(Dataset entries on figures)
· · · · ·

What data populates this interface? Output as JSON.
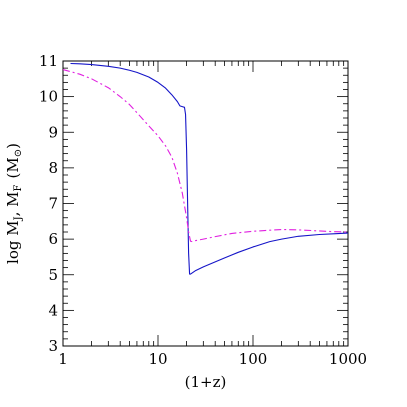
{
  "chart_data": {
    "type": "line",
    "xlabel": "(1+z)",
    "ylabel_main": "log M",
    "ylabel_sub1": "J",
    "ylabel_mid": ", M",
    "ylabel_sub2": "F",
    "ylabel_unit_open": "(M",
    "ylabel_unit_sub": "⊙",
    "ylabel_unit_close": ")",
    "x_scale": "log",
    "xlim": [
      1,
      1000
    ],
    "ylim": [
      3,
      11
    ],
    "x_major_ticks": [
      1,
      10,
      100,
      1000
    ],
    "x_tick_labels": [
      "1",
      "10",
      "100",
      "1000"
    ],
    "y_major_ticks": [
      3,
      4,
      5,
      6,
      7,
      8,
      9,
      10,
      11
    ],
    "y_tick_labels": [
      "3",
      "4",
      "5",
      "6",
      "7",
      "8",
      "9",
      "10",
      "11"
    ],
    "grid": false,
    "series": [
      {
        "line_style": "solid",
        "color": "#1515c8",
        "points": [
          [
            1.2,
            10.93
          ],
          [
            1.5,
            10.92
          ],
          [
            2,
            10.9
          ],
          [
            3,
            10.85
          ],
          [
            4,
            10.8
          ],
          [
            5,
            10.74
          ],
          [
            6,
            10.68
          ],
          [
            8,
            10.55
          ],
          [
            10,
            10.4
          ],
          [
            12,
            10.24
          ],
          [
            14,
            10.05
          ],
          [
            16,
            9.86
          ],
          [
            17,
            9.74
          ],
          [
            18,
            9.72
          ],
          [
            19,
            9.7
          ],
          [
            19.5,
            9.5
          ],
          [
            20,
            8.5
          ],
          [
            20.5,
            7.0
          ],
          [
            21,
            5.6
          ],
          [
            21.5,
            5.02
          ],
          [
            22,
            5.02
          ],
          [
            25,
            5.12
          ],
          [
            30,
            5.22
          ],
          [
            40,
            5.36
          ],
          [
            50,
            5.47
          ],
          [
            70,
            5.63
          ],
          [
            100,
            5.78
          ],
          [
            150,
            5.93
          ],
          [
            200,
            6.0
          ],
          [
            300,
            6.08
          ],
          [
            500,
            6.13
          ],
          [
            700,
            6.15
          ],
          [
            1000,
            6.17
          ]
        ]
      },
      {
        "line_style": "dash-dot",
        "color": "#e020e0",
        "points": [
          [
            1,
            10.76
          ],
          [
            1.5,
            10.63
          ],
          [
            2,
            10.5
          ],
          [
            3,
            10.25
          ],
          [
            4,
            10.0
          ],
          [
            5,
            9.78
          ],
          [
            6,
            9.55
          ],
          [
            8,
            9.18
          ],
          [
            10,
            8.9
          ],
          [
            12,
            8.62
          ],
          [
            14,
            8.3
          ],
          [
            16,
            7.85
          ],
          [
            18,
            7.3
          ],
          [
            20,
            6.6
          ],
          [
            21,
            6.2
          ],
          [
            22,
            5.94
          ],
          [
            23,
            5.93
          ],
          [
            25,
            5.96
          ],
          [
            30,
            6.0
          ],
          [
            40,
            6.07
          ],
          [
            60,
            6.16
          ],
          [
            100,
            6.22
          ],
          [
            150,
            6.25
          ],
          [
            200,
            6.27
          ],
          [
            300,
            6.26
          ],
          [
            500,
            6.23
          ],
          [
            700,
            6.21
          ],
          [
            1000,
            6.2
          ]
        ]
      }
    ]
  }
}
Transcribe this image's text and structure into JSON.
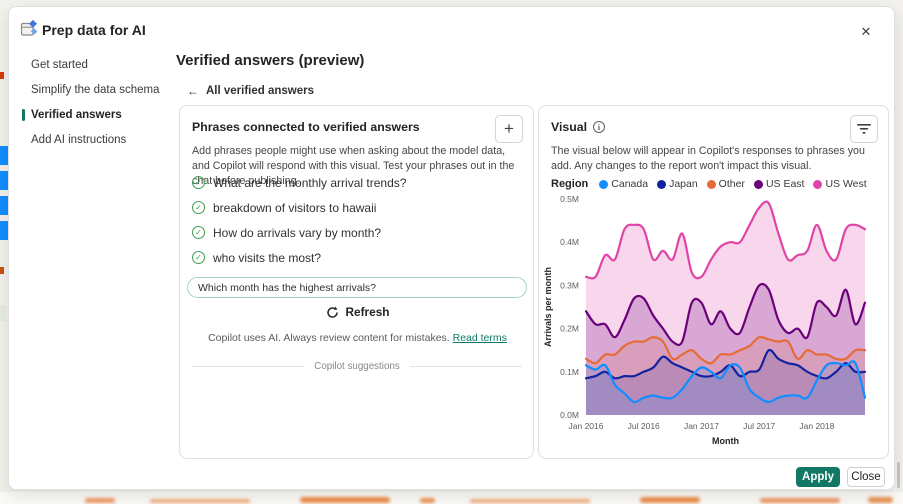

· · · · ·

**What is expected:**
Exactly as written, return every line of the listing, but not the pictures.

**Output below:**
What data populates this interface? Output as JSON.
{
  "chart_data": {
    "type": "line",
    "xlabel": "(1+z)",
    "ylabel_main": "log M",
    "ylabel_sub1": "J",
    "ylabel_mid": ", M",
    "ylabel_sub2": "F",
    "ylabel_unit_open": "(M",
    "ylabel_unit_sub": "⊙",
    "ylabel_unit_close": ")",
    "x_scale": "log",
    "xlim": [
      1,
      1000
    ],
    "ylim": [
      3,
      11
    ],
    "x_major_ticks": [
      1,
      10,
      100,
      1000
    ],
    "x_tick_labels": [
      "1",
      "10",
      "100",
      "1000"
    ],
    "y_major_ticks": [
      3,
      4,
      5,
      6,
      7,
      8,
      9,
      10,
      11
    ],
    "y_tick_labels": [
      "3",
      "4",
      "5",
      "6",
      "7",
      "8",
      "9",
      "10",
      "11"
    ],
    "grid": false,
    "series": [
      {
        "line_style": "solid",
        "color": "#1515c8",
        "points": [
          [
            1.2,
            10.93
          ],
          [
            1.5,
            10.92
          ],
          [
            2,
            10.9
          ],
          [
            3,
            10.85
          ],
          [
            4,
            10.8
          ],
          [
            5,
            10.74
          ],
          [
            6,
            10.68
          ],
          [
            8,
            10.55
          ],
          [
            10,
            10.4
          ],
          [
            12,
            10.24
          ],
          [
            14,
            10.05
          ],
          [
            16,
            9.86
          ],
          [
            17,
            9.74
          ],
          [
            18,
            9.72
          ],
          [
            19,
            9.7
          ],
          [
            19.5,
            9.5
          ],
          [
            20,
            8.5
          ],
          [
            20.5,
            7.0
          ],
          [
            21,
            5.6
          ],
          [
            21.5,
            5.02
          ],
          [
            22,
            5.02
          ],
          [
            25,
            5.12
          ],
          [
            30,
            5.22
          ],
          [
            40,
            5.36
          ],
          [
            50,
            5.47
          ],
          [
            70,
            5.63
          ],
          [
            100,
            5.78
          ],
          [
            150,
            5.93
          ],
          [
            200,
            6.0
          ],
          [
            300,
            6.08
          ],
          [
            500,
            6.13
          ],
          [
            700,
            6.15
          ],
          [
            1000,
            6.17
          ]
        ]
      },
      {
        "line_style": "dash-dot",
        "color": "#e020e0",
        "points": [
          [
            1,
            10.76
          ],
          [
            1.5,
            10.63
          ],
          [
            2,
            10.5
          ],
          [
            3,
            10.25
          ],
          [
            4,
            10.0
          ],
          [
            5,
            9.78
          ],
          [
            6,
            9.55
          ],
          [
            8,
            9.18
          ],
          [
            10,
            8.9
          ],
          [
            12,
            8.62
          ],
          [
            14,
            8.3
          ],
          [
            16,
            7.85
          ],
          [
            18,
            7.3
          ],
          [
            20,
            6.6
          ],
          [
            21,
            6.2
          ],
          [
            22,
            5.94
          ],
          [
            23,
            5.93
          ],
          [
            25,
            5.96
          ],
          [
            30,
            6.0
          ],
          [
            40,
            6.07
          ],
          [
            60,
            6.16
          ],
          [
            100,
            6.22
          ],
          [
            150,
            6.25
          ],
          [
            200,
            6.27
          ],
          [
            300,
            6.26
          ],
          [
            500,
            6.23
          ],
          [
            700,
            6.21
          ],
          [
            1000,
            6.2
          ]
        ]
      }
    ]
  }
}
Transcribe this image's text and structure into JSON.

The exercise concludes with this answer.